# EXERCISE PROMPT:
Only a number is wanted: how many lines in the records below contain "chevron"?

### SUPPLIED ENTRIES ###

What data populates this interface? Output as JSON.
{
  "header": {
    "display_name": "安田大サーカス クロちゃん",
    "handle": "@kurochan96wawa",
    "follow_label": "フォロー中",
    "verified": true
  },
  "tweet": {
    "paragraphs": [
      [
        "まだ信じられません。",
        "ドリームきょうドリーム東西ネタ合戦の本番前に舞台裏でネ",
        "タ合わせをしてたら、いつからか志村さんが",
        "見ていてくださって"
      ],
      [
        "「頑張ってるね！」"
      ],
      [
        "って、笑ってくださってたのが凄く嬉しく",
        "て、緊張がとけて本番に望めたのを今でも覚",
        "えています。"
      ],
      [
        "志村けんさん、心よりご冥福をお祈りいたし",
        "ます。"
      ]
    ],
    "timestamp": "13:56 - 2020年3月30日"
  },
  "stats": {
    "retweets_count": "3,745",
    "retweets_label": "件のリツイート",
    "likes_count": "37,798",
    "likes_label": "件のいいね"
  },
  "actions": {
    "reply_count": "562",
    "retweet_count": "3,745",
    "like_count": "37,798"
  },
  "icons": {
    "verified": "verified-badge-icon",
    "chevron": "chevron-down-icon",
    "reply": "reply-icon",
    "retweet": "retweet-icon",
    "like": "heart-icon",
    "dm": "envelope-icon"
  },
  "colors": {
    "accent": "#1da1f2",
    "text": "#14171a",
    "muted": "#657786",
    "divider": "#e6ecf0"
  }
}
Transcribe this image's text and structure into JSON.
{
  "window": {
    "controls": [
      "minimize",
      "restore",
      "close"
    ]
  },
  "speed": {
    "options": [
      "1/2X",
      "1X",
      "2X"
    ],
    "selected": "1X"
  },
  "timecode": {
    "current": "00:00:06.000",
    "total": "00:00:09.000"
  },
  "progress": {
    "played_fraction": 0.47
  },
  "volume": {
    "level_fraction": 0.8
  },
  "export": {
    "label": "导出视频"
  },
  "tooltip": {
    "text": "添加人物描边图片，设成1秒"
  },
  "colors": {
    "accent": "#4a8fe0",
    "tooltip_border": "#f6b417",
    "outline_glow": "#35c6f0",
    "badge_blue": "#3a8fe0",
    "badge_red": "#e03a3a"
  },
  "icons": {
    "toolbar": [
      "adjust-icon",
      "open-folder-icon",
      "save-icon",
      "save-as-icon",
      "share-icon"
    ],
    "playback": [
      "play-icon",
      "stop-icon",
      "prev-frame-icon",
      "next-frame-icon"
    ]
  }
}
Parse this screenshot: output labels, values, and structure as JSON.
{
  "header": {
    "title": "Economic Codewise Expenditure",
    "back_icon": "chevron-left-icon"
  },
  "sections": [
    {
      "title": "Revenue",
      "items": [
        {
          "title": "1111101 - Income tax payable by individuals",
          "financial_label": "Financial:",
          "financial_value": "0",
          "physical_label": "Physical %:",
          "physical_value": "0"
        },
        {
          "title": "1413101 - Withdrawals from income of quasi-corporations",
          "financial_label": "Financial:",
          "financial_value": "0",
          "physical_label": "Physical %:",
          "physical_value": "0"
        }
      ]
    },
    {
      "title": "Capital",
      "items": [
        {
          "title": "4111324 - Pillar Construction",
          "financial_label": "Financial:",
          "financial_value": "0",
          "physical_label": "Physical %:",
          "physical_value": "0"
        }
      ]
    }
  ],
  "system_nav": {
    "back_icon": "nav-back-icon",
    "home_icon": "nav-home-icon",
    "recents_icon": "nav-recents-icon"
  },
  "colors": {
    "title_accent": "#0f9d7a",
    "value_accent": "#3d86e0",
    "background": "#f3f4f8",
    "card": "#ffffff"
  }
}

###

# SOLUTION TO THE EXERCISE:
2